START

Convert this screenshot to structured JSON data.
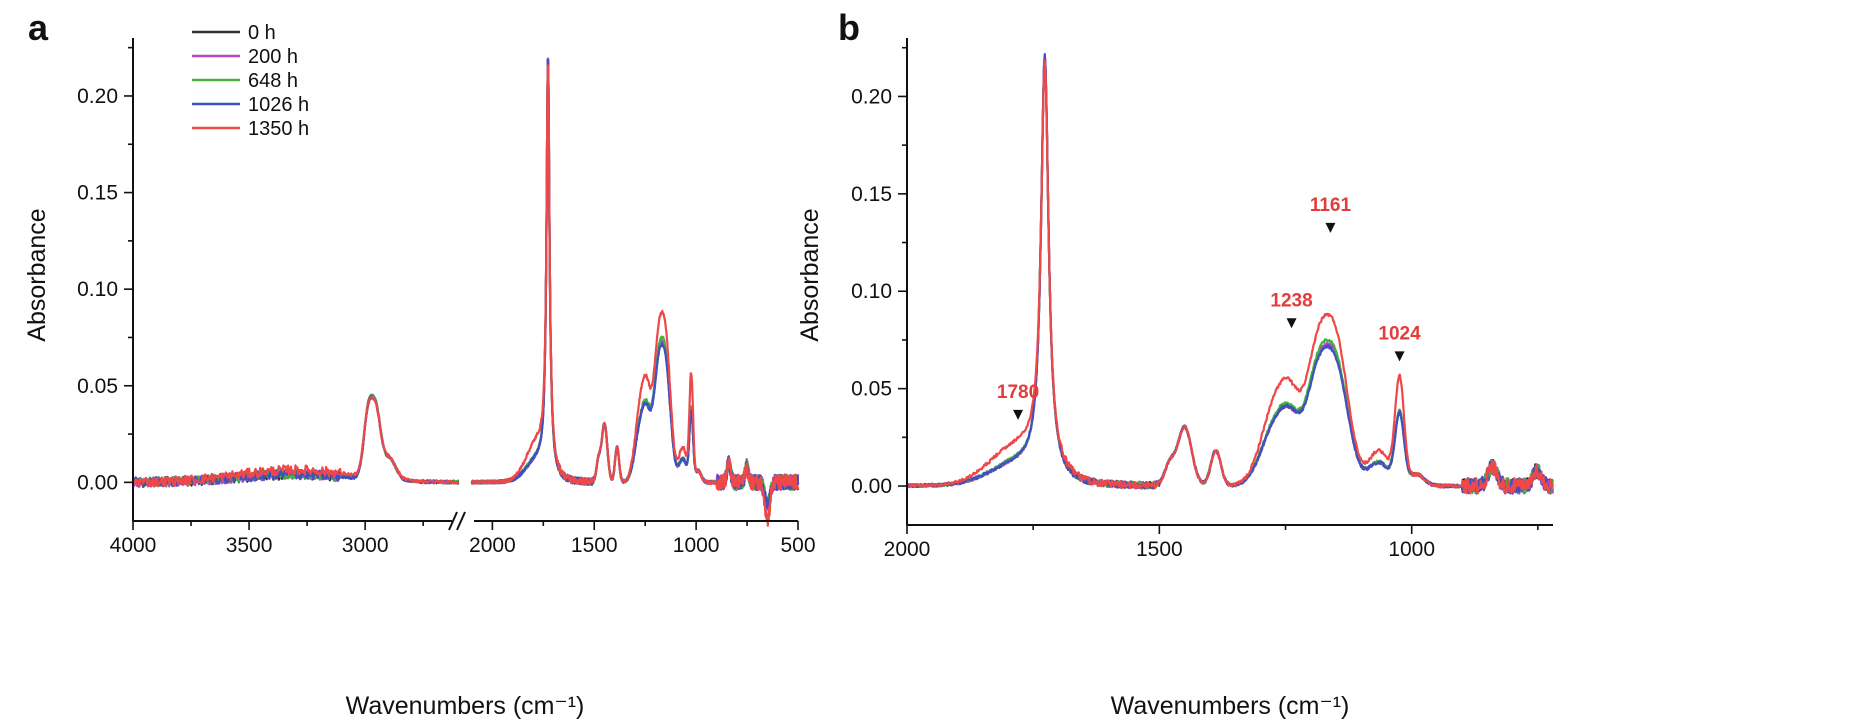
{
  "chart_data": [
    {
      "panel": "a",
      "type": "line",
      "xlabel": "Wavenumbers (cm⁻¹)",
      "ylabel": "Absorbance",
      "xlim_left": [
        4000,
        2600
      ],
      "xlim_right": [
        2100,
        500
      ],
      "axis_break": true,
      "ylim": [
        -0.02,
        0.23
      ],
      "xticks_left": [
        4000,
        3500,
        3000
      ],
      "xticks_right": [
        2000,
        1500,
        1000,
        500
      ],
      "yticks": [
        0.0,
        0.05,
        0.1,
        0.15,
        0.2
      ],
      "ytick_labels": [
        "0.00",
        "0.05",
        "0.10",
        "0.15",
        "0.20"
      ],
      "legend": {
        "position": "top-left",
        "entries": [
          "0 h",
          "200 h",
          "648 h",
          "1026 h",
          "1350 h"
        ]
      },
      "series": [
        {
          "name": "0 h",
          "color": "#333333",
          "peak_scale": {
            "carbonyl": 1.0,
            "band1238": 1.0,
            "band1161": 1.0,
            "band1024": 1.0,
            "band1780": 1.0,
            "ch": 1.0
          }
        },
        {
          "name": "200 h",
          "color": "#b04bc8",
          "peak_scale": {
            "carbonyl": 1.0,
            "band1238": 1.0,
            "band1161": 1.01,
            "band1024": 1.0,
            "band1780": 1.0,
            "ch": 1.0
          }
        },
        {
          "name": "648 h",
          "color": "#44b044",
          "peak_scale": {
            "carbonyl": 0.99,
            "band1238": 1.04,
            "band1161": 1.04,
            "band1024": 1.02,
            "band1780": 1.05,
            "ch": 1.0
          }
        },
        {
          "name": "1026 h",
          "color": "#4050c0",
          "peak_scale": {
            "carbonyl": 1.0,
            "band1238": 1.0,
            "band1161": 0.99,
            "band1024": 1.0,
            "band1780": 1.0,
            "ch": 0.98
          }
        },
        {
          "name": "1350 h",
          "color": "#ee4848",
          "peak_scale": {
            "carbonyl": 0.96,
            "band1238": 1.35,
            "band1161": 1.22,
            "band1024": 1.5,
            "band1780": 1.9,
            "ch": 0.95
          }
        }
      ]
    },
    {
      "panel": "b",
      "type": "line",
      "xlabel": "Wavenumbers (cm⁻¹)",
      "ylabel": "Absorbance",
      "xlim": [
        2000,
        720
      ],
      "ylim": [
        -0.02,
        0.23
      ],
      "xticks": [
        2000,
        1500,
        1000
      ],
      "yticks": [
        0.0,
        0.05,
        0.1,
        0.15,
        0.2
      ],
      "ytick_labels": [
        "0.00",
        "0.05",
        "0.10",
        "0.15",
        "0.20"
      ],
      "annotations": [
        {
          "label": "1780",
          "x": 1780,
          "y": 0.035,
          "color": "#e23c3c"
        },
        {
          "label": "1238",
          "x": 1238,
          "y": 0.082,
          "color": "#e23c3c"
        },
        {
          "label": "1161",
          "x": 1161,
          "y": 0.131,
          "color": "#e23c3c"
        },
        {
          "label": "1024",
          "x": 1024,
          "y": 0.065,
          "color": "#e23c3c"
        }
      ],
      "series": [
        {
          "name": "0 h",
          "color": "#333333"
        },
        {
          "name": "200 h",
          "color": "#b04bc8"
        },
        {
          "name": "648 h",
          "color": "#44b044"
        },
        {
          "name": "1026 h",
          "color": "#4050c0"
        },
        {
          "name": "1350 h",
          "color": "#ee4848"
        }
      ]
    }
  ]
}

END

WRITTEN EXERCISE. Write out each line again precisely as it appears, skipping every picture.

RESULT OF THIS EXERCISE.
Convert this screenshot to structured JSON data.
{
  "chart_data": [
    {
      "panel": "a",
      "type": "line",
      "xlabel": "Wavenumbers (cm⁻¹)",
      "ylabel": "Absorbance",
      "xlim_left": [
        4000,
        2600
      ],
      "xlim_right": [
        2100,
        500
      ],
      "axis_break": true,
      "ylim": [
        -0.02,
        0.23
      ],
      "xticks_left": [
        4000,
        3500,
        3000
      ],
      "xticks_right": [
        2000,
        1500,
        1000,
        500
      ],
      "yticks": [
        0.0,
        0.05,
        0.1,
        0.15,
        0.2
      ],
      "ytick_labels": [
        "0.00",
        "0.05",
        "0.10",
        "0.15",
        "0.20"
      ],
      "legend": {
        "position": "top-left",
        "entries": [
          "0 h",
          "200 h",
          "648 h",
          "1026 h",
          "1350 h"
        ]
      },
      "series": [
        {
          "name": "0 h",
          "color": "#333333",
          "peak_scale": {
            "carbonyl": 1.0,
            "band1238": 1.0,
            "band1161": 1.0,
            "band1024": 1.0,
            "band1780": 1.0,
            "ch": 1.0
          }
        },
        {
          "name": "200 h",
          "color": "#b04bc8",
          "peak_scale": {
            "carbonyl": 1.0,
            "band1238": 1.0,
            "band1161": 1.01,
            "band1024": 1.0,
            "band1780": 1.0,
            "ch": 1.0
          }
        },
        {
          "name": "648 h",
          "color": "#44b044",
          "peak_scale": {
            "carbonyl": 0.99,
            "band1238": 1.04,
            "band1161": 1.04,
            "band1024": 1.02,
            "band1780": 1.05,
            "ch": 1.0
          }
        },
        {
          "name": "1026 h",
          "color": "#4050c0",
          "peak_scale": {
            "carbonyl": 1.0,
            "band1238": 1.0,
            "band1161": 0.99,
            "band1024": 1.0,
            "band1780": 1.0,
            "ch": 0.98
          }
        },
        {
          "name": "1350 h",
          "color": "#ee4848",
          "peak_scale": {
            "carbonyl": 0.96,
            "band1238": 1.35,
            "band1161": 1.22,
            "band1024": 1.5,
            "band1780": 1.9,
            "ch": 0.95
          }
        }
      ]
    },
    {
      "panel": "b",
      "type": "line",
      "xlabel": "Wavenumbers (cm⁻¹)",
      "ylabel": "Absorbance",
      "xlim": [
        2000,
        720
      ],
      "ylim": [
        -0.02,
        0.23
      ],
      "xticks": [
        2000,
        1500,
        1000
      ],
      "yticks": [
        0.0,
        0.05,
        0.1,
        0.15,
        0.2
      ],
      "ytick_labels": [
        "0.00",
        "0.05",
        "0.10",
        "0.15",
        "0.20"
      ],
      "annotations": [
        {
          "label": "1780",
          "x": 1780,
          "y": 0.035,
          "color": "#e23c3c"
        },
        {
          "label": "1238",
          "x": 1238,
          "y": 0.082,
          "color": "#e23c3c"
        },
        {
          "label": "1161",
          "x": 1161,
          "y": 0.131,
          "color": "#e23c3c"
        },
        {
          "label": "1024",
          "x": 1024,
          "y": 0.065,
          "color": "#e23c3c"
        }
      ],
      "series": [
        {
          "name": "0 h",
          "color": "#333333"
        },
        {
          "name": "200 h",
          "color": "#b04bc8"
        },
        {
          "name": "648 h",
          "color": "#44b044"
        },
        {
          "name": "1026 h",
          "color": "#4050c0"
        },
        {
          "name": "1350 h",
          "color": "#ee4848"
        }
      ]
    }
  ]
}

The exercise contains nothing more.